_Entries supplied_
________________________
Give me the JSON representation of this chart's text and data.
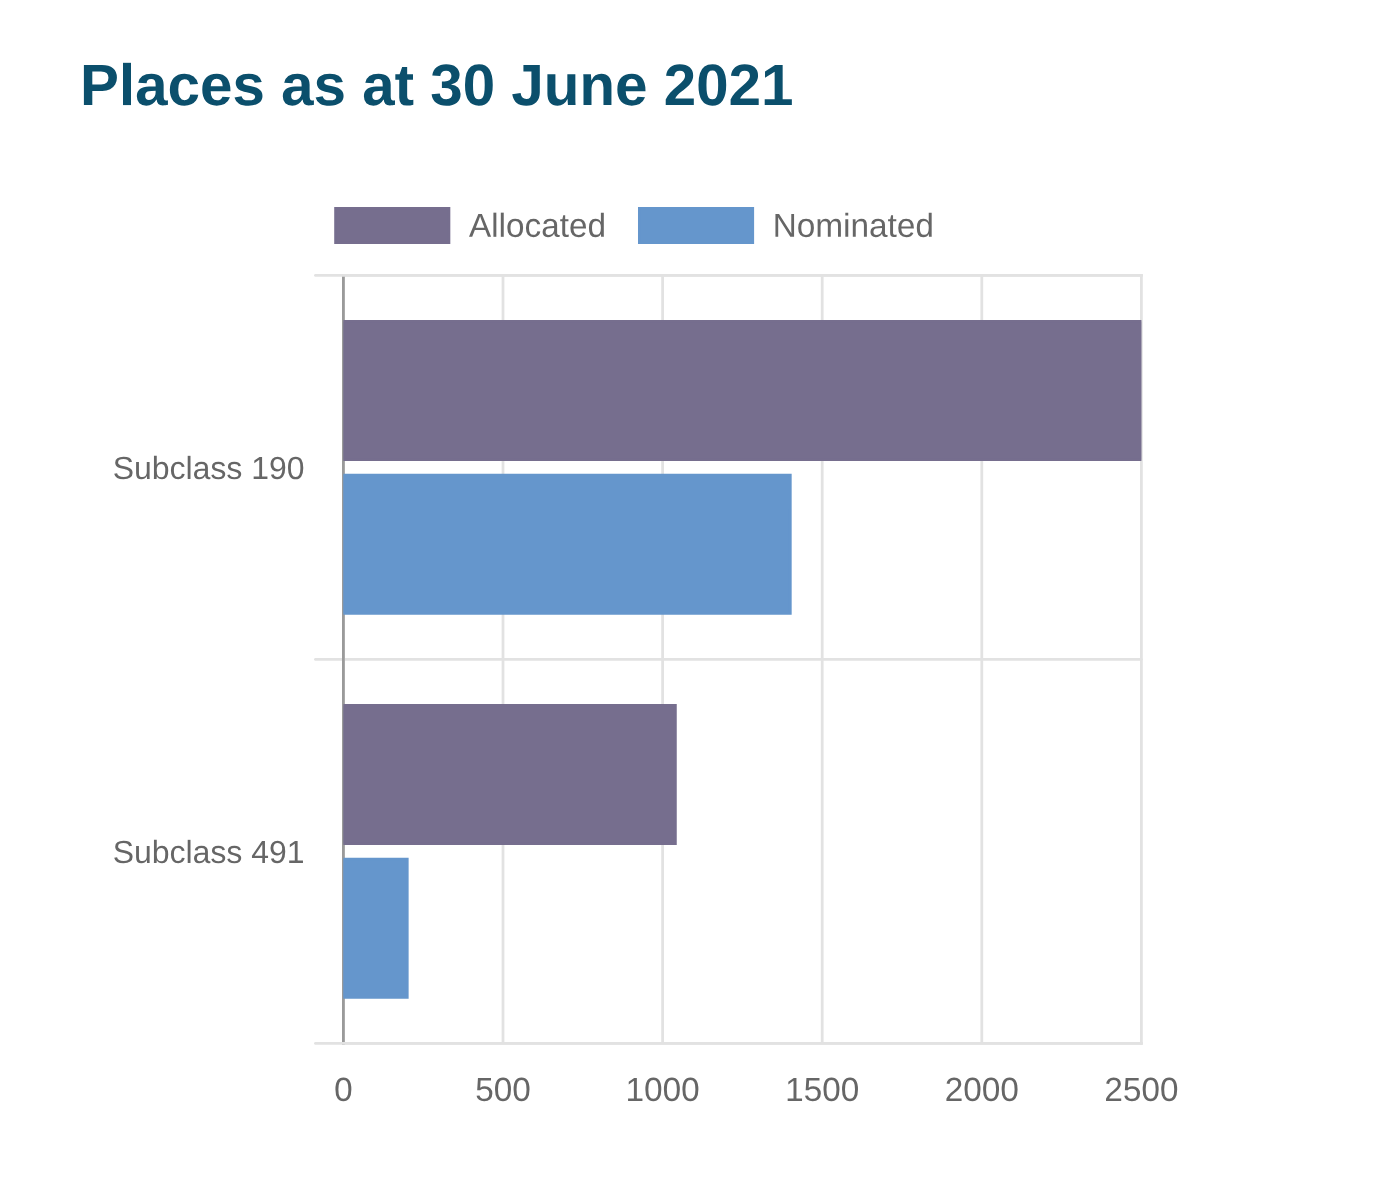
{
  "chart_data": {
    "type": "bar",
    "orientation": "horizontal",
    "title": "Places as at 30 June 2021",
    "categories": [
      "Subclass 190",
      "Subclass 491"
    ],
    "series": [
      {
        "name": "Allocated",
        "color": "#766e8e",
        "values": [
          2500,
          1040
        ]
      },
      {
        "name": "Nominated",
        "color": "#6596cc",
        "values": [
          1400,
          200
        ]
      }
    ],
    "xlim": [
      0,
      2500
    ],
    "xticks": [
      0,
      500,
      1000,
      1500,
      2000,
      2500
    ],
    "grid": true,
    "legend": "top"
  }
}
________________________
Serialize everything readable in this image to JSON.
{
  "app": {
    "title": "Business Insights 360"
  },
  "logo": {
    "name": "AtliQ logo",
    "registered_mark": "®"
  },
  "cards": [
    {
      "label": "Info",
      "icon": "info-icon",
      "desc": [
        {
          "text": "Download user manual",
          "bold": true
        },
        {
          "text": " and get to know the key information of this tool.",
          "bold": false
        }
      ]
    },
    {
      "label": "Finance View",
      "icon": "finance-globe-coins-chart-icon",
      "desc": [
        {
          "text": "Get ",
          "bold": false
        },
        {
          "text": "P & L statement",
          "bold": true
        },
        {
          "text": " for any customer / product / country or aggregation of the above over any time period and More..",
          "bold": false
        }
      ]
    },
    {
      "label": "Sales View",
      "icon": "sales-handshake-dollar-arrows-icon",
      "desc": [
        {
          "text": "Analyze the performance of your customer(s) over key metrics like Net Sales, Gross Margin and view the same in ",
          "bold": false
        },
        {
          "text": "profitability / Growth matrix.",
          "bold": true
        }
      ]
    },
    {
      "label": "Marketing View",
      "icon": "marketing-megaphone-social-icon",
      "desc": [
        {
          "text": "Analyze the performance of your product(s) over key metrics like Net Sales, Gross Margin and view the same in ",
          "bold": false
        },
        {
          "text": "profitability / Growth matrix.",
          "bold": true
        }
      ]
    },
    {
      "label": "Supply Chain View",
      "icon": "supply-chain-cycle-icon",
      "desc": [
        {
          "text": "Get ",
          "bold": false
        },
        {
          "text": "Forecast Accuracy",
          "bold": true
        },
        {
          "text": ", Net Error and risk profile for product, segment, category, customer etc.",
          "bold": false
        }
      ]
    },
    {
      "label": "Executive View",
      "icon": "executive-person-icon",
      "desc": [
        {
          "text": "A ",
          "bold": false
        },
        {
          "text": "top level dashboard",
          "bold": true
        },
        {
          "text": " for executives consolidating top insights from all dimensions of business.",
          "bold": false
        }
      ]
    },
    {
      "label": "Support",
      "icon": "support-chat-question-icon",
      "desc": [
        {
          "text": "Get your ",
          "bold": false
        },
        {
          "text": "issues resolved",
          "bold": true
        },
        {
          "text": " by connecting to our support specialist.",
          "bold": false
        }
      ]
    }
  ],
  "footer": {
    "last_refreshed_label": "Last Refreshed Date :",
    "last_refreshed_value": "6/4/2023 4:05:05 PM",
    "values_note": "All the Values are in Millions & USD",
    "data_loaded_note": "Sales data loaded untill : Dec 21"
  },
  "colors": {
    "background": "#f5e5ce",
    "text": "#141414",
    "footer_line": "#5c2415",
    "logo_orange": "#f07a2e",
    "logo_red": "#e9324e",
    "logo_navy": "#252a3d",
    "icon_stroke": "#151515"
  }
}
________________________
_Exercise directions_
In the entries above, how many lines contain the word "this"? Answer with the number only.

_Answer in full_
3